Exercise objective: Using the data below, copy every line that contains the word "Pramudya".
━━━ Input data
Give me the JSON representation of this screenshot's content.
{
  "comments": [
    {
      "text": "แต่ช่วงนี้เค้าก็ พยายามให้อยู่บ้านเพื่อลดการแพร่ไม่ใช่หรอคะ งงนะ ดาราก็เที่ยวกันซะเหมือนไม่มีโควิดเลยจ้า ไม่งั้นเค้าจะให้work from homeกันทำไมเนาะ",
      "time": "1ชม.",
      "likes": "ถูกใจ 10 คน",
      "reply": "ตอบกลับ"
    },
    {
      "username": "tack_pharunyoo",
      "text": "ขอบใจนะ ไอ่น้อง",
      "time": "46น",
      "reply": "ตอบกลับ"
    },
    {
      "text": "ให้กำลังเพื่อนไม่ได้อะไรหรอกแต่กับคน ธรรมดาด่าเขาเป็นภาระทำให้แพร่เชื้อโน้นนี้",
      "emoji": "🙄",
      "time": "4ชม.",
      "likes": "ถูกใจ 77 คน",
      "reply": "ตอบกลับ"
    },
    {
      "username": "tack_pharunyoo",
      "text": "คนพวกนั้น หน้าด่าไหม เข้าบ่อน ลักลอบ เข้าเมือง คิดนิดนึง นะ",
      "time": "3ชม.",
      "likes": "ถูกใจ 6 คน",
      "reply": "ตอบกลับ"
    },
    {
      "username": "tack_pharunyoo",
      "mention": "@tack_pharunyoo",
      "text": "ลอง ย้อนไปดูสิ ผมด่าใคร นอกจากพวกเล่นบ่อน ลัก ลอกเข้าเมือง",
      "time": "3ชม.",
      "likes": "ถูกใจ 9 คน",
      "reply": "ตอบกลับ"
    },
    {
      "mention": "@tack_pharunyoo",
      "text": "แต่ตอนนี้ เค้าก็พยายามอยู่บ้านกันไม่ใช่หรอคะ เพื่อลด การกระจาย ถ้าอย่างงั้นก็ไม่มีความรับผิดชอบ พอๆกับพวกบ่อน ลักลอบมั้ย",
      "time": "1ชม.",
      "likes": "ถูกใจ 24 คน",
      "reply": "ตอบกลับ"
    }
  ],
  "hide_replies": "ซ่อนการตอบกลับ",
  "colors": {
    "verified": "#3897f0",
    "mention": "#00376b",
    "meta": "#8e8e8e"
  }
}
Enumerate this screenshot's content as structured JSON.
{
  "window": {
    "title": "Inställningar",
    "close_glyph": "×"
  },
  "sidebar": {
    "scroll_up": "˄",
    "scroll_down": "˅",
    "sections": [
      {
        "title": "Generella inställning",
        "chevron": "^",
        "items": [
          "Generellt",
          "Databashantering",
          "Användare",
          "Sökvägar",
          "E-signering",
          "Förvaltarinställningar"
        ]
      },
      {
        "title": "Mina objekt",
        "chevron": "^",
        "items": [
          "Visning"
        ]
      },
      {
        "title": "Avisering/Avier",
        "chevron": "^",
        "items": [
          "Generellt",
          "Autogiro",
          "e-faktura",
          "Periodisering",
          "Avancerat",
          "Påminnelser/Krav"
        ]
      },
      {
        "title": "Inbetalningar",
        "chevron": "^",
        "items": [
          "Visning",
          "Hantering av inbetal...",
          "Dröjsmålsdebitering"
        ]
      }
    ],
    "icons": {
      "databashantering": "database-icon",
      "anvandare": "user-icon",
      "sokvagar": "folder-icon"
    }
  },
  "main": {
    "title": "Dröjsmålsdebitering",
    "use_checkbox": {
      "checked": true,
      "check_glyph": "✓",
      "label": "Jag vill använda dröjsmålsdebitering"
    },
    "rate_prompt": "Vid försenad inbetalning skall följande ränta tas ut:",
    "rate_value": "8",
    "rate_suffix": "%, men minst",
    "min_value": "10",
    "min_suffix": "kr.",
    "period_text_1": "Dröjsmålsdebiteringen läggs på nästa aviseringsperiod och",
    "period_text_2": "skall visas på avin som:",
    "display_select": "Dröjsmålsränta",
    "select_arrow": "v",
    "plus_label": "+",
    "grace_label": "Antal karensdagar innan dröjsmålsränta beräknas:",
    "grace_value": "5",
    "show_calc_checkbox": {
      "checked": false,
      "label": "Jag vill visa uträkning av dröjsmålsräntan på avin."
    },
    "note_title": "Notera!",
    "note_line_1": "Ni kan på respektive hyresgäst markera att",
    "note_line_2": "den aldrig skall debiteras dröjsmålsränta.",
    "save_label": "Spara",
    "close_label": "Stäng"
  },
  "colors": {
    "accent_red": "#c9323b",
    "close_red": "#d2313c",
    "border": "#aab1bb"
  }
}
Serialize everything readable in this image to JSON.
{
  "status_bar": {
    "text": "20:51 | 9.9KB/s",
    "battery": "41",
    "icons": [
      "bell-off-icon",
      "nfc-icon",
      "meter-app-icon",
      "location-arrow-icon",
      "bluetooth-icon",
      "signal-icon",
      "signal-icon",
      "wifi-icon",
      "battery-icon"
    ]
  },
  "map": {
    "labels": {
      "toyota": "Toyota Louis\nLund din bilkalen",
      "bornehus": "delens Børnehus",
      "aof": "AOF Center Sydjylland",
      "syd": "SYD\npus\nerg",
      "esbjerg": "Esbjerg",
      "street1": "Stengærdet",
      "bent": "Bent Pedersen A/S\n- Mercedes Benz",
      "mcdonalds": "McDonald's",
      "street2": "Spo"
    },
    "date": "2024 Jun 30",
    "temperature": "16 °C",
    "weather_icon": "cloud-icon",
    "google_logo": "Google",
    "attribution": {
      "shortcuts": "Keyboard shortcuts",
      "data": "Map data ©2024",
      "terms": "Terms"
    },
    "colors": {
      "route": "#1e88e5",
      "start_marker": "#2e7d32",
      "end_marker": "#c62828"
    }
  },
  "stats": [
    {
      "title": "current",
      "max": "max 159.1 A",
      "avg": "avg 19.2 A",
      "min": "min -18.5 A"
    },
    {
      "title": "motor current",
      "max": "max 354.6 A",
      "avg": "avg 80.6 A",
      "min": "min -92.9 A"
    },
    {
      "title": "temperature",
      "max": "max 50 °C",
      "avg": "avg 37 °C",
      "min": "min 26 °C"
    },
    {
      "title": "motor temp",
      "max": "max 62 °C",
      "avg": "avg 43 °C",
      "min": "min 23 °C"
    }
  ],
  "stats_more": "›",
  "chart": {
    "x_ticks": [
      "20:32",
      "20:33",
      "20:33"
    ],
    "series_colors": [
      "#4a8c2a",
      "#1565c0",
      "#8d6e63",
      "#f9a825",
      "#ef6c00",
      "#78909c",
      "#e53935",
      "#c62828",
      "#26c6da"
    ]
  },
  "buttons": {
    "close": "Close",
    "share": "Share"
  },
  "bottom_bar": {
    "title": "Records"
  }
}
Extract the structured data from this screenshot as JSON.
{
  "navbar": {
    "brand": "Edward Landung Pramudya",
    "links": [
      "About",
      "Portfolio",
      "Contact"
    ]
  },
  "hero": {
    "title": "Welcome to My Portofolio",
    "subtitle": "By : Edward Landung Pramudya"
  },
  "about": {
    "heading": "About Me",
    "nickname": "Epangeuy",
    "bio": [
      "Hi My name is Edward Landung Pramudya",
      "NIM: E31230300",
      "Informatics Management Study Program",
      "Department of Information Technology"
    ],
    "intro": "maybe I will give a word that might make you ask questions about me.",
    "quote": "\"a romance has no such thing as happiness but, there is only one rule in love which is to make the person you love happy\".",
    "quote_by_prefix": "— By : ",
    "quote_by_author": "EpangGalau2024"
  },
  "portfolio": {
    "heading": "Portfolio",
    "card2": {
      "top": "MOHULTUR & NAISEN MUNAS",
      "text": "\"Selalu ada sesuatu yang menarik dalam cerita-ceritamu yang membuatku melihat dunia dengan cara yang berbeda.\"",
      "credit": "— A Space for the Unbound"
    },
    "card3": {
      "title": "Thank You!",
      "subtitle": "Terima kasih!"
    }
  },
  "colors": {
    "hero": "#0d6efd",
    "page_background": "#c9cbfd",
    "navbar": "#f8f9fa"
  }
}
━━━━━━
Solved problem:
    "brand": "Edward Landung Pramudya",
    "subtitle": "By : Edward Landung Pramudya"
      "Hi My name is Edward Landung Pramudya",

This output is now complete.